* **Data shown**:
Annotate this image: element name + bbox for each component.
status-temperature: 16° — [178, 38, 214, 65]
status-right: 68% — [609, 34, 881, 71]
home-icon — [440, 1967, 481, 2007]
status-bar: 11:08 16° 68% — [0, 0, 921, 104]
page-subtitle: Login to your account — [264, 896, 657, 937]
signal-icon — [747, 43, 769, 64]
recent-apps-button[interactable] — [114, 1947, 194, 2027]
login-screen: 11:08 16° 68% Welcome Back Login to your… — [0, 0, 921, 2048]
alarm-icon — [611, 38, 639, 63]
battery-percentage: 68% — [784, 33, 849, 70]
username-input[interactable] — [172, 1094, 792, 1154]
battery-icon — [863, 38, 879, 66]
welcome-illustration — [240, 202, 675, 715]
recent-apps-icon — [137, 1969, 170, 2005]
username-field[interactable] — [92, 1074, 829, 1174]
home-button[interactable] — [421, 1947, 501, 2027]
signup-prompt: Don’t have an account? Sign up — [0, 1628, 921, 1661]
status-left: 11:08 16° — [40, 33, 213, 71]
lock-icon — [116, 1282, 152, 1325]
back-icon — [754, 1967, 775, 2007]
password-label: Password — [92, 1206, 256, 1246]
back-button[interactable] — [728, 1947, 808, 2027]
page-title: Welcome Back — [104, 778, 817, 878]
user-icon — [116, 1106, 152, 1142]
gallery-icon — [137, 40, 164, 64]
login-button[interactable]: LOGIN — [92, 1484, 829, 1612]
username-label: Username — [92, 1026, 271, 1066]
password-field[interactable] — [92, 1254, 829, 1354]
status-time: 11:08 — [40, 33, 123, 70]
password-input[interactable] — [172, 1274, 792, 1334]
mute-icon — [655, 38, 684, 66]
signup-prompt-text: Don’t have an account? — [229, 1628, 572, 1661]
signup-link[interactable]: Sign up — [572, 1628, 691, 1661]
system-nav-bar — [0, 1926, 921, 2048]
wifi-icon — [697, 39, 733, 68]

* **What is being asked**: Reproduce these lines with "Welcome Back" replaced by "Hello Again" everywhere it occurs, changing nothing else.

* **Problem solution**:
Annotate this image: element name + bbox for each component.
status-temperature: 16° — [178, 38, 214, 65]
status-right: 68% — [609, 34, 881, 71]
home-icon — [440, 1967, 481, 2007]
status-bar: 11:08 16° 68% — [0, 0, 921, 104]
page-subtitle: Login to your account — [264, 896, 657, 937]
signal-icon — [747, 43, 769, 64]
recent-apps-button[interactable] — [114, 1947, 194, 2027]
login-screen: 11:08 16° 68% Hello Again Login to your… — [0, 0, 921, 2048]
alarm-icon — [611, 38, 639, 63]
battery-percentage: 68% — [784, 33, 849, 70]
username-input[interactable] — [172, 1094, 792, 1154]
battery-icon — [863, 38, 879, 66]
welcome-illustration — [240, 202, 675, 715]
recent-apps-icon — [137, 1969, 170, 2005]
username-field[interactable] — [92, 1074, 829, 1174]
home-button[interactable] — [421, 1947, 501, 2027]
signup-prompt: Don’t have an account? Sign up — [0, 1628, 921, 1661]
status-left: 11:08 16° — [40, 33, 213, 71]
lock-icon — [116, 1282, 152, 1325]
back-icon — [754, 1967, 775, 2007]
password-label: Password — [92, 1206, 256, 1246]
back-button[interactable] — [728, 1947, 808, 2027]
page-title: Hello Again — [104, 778, 817, 878]
user-icon — [116, 1106, 152, 1142]
gallery-icon — [137, 40, 164, 64]
login-button[interactable]: LOGIN — [92, 1484, 829, 1612]
username-label: Username — [92, 1026, 271, 1066]
password-field[interactable] — [92, 1254, 829, 1354]
status-time: 11:08 — [40, 33, 123, 70]
password-input[interactable] — [172, 1274, 792, 1334]
mute-icon — [655, 38, 684, 66]
signup-prompt-text: Don’t have an account? — [229, 1628, 572, 1661]
signup-link[interactable]: Sign up — [572, 1628, 691, 1661]
system-nav-bar — [0, 1926, 921, 2048]
wifi-icon — [697, 39, 733, 68]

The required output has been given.